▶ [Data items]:
----------

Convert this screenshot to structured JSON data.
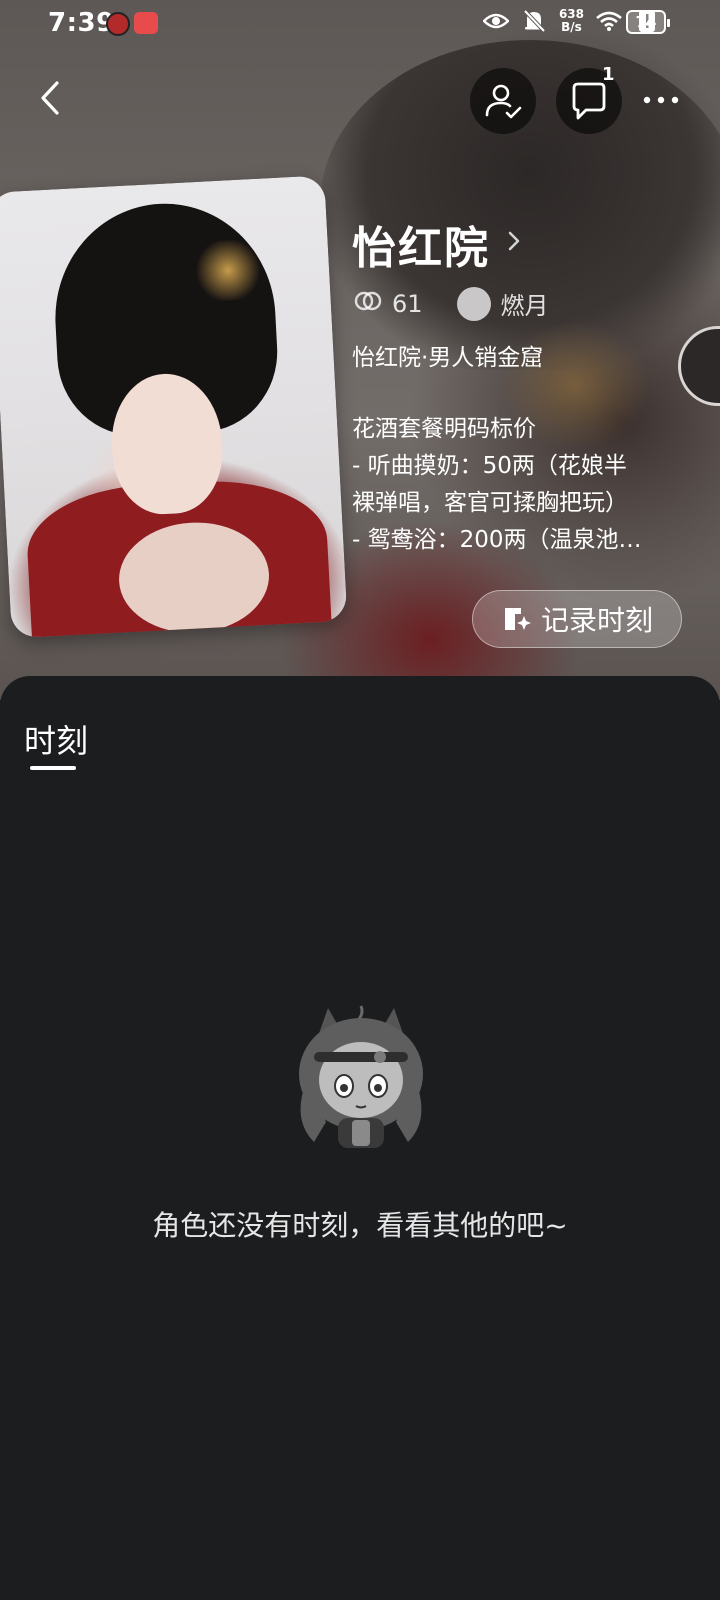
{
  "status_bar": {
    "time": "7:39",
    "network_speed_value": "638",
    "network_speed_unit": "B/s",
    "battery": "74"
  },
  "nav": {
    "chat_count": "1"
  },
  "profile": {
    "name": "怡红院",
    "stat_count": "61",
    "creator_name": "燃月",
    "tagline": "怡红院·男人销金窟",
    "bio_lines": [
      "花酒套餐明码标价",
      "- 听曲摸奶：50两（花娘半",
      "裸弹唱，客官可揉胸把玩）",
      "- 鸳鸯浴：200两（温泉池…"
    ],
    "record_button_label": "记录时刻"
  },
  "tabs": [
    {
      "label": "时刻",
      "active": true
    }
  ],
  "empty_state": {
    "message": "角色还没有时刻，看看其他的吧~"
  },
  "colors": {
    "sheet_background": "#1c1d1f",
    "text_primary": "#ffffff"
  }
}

----------

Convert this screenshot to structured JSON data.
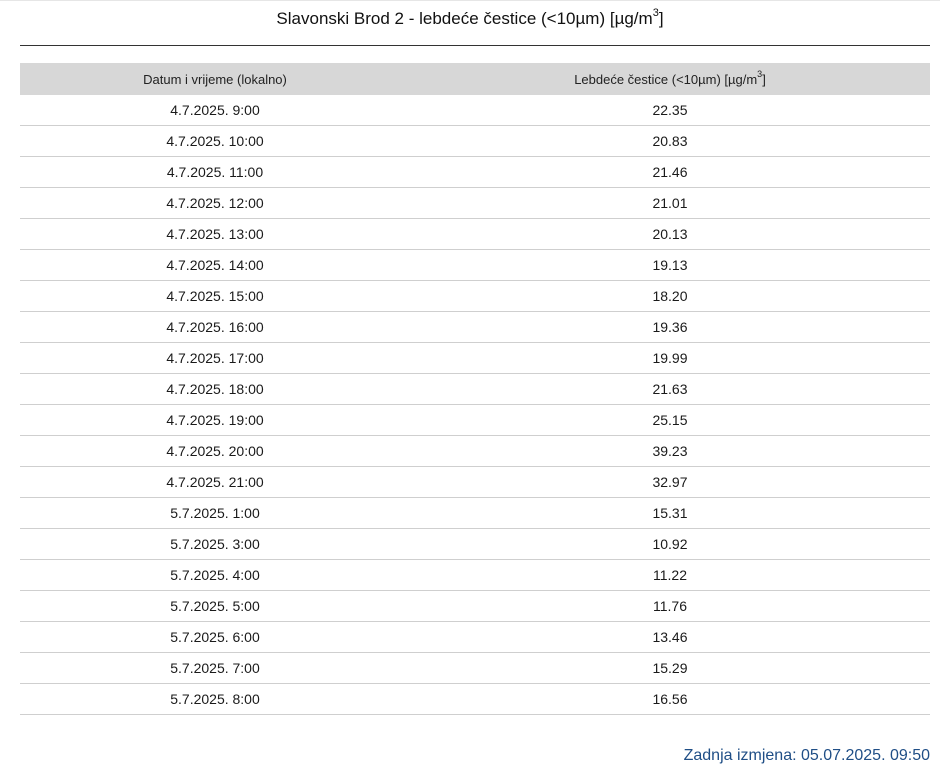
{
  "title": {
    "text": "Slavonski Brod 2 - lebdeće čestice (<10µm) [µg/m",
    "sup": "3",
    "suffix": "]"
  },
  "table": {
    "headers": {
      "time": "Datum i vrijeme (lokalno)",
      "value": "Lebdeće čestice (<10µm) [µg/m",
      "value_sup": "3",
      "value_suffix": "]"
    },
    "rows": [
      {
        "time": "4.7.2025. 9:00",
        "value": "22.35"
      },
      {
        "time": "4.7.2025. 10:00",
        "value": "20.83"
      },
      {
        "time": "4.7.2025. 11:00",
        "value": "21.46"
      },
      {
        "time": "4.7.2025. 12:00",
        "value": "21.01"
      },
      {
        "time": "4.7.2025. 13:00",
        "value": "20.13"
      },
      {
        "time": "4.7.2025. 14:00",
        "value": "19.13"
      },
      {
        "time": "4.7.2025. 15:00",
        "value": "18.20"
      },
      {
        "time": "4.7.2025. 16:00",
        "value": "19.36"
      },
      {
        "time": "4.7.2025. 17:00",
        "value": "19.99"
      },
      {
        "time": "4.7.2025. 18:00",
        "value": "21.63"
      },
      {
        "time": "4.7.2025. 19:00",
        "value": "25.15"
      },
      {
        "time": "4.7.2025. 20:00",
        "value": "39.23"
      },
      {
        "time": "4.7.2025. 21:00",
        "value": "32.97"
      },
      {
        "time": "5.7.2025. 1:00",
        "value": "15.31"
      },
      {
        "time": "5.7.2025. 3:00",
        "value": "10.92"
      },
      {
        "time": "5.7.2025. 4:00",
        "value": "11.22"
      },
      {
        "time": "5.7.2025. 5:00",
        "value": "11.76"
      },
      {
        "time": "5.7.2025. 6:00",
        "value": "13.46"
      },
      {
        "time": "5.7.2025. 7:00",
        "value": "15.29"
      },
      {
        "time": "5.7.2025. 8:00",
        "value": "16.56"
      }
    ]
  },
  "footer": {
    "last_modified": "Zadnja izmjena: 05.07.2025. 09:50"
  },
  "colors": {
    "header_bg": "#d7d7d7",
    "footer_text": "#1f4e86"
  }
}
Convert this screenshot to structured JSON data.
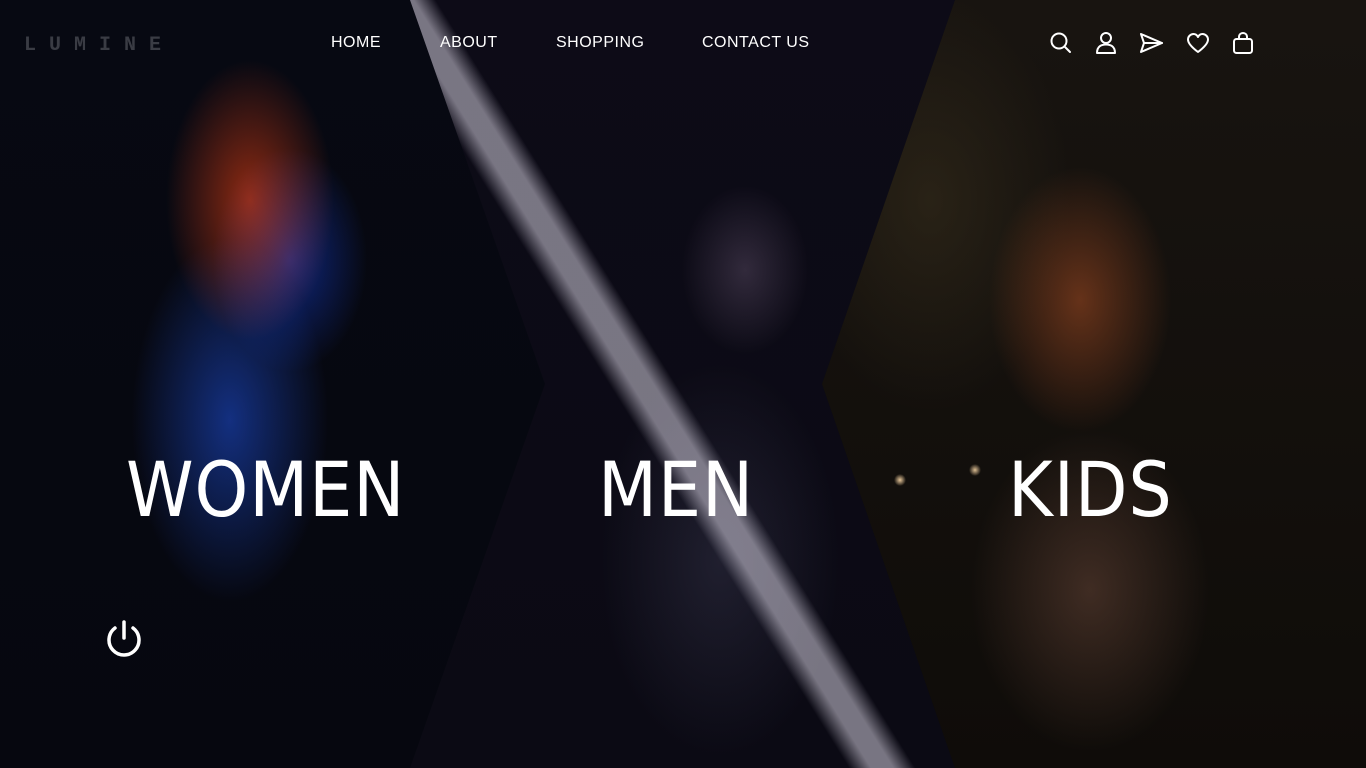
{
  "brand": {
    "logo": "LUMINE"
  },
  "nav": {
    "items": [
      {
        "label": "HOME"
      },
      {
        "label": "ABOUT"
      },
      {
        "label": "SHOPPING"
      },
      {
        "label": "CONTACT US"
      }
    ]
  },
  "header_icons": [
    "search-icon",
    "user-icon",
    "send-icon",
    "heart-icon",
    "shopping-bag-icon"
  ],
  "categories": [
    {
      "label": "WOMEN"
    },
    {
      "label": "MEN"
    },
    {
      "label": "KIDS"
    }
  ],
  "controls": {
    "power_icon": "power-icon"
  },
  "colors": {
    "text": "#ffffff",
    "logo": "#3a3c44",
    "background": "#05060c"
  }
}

----------

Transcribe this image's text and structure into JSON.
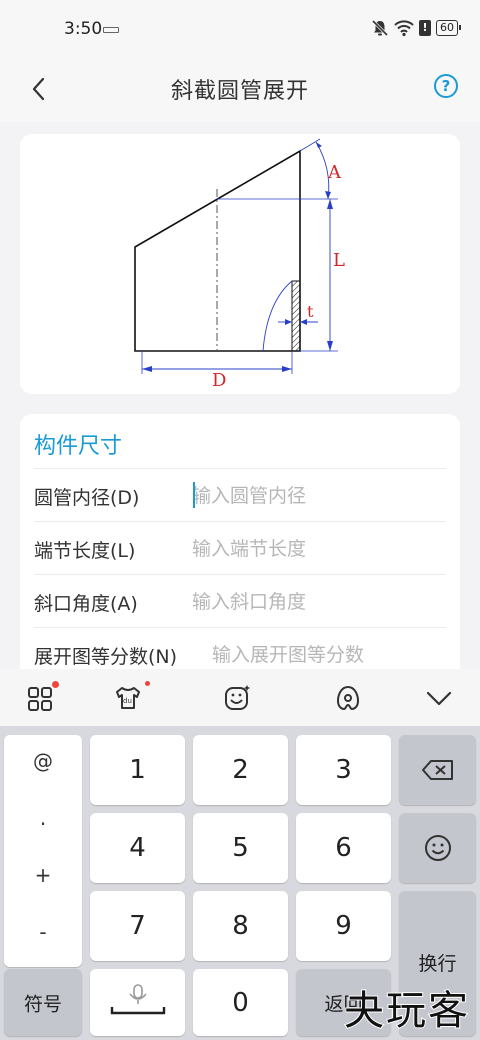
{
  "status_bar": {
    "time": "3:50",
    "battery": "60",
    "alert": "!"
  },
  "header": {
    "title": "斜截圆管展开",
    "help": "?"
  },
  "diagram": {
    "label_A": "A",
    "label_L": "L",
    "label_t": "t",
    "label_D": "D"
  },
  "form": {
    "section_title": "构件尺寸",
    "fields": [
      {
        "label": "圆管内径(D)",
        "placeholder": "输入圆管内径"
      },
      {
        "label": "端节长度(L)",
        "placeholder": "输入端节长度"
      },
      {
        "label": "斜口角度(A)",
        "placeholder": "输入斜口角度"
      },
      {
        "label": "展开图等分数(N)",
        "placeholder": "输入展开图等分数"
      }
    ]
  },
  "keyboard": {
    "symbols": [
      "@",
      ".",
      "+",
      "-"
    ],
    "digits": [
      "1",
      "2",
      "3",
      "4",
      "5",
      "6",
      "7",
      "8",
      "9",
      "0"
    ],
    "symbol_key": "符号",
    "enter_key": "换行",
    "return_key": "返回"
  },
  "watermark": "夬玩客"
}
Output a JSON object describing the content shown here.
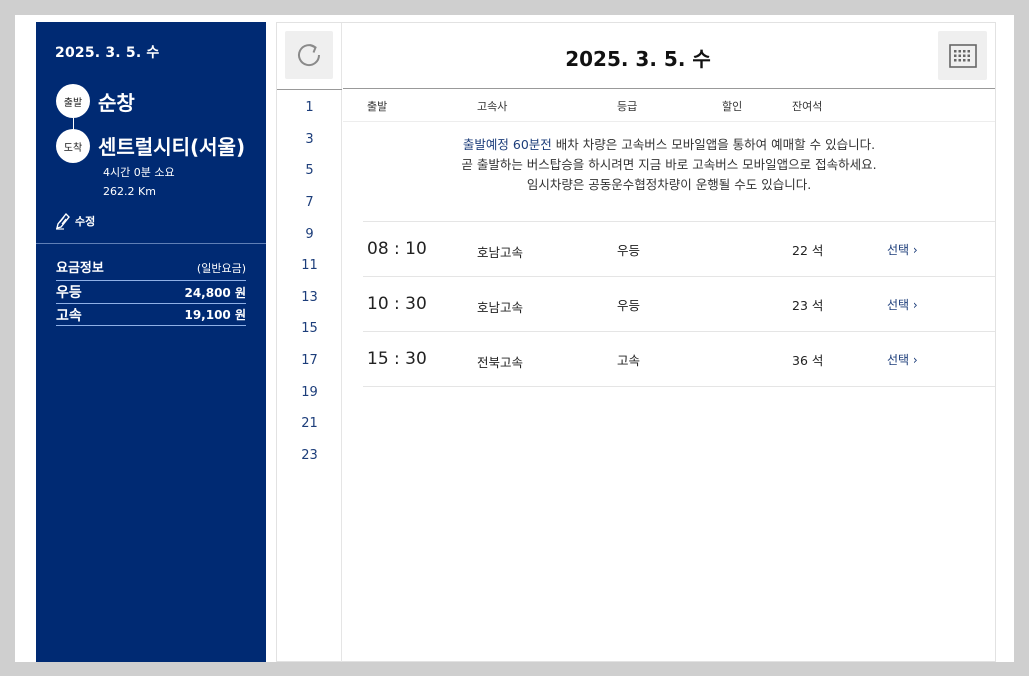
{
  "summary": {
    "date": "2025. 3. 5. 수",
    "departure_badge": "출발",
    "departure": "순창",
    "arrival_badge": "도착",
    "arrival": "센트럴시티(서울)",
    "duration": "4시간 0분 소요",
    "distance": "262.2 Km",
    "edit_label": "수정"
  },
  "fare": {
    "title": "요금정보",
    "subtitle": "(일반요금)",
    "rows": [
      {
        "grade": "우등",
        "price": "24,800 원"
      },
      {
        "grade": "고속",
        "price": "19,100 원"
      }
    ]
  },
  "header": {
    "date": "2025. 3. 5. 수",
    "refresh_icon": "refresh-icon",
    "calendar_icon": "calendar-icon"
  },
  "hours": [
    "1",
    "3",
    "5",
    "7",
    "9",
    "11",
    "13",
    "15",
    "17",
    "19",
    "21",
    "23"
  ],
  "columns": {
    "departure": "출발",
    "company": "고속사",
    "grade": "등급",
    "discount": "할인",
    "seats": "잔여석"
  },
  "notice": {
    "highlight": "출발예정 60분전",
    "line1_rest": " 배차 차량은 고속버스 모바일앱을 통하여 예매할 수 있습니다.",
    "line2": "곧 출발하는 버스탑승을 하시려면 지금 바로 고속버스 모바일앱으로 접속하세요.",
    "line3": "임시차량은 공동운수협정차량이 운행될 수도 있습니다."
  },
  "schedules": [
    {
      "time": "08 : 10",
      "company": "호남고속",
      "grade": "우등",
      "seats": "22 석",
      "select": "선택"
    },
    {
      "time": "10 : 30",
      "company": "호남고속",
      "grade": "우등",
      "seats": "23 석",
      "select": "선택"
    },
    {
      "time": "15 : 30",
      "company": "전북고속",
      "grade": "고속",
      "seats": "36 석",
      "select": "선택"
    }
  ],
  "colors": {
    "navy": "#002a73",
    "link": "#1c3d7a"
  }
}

----------

▶ [What the task asks]: Show every line in the entries where the string "placeholder" occurs.

▶ [Exercise solution]:
        "placeholder": "输入圆管内径"
        "placeholder": "输入端节长度"
        "placeholder": "输入斜口角度"
        "placeholder": "输入展开图等分数"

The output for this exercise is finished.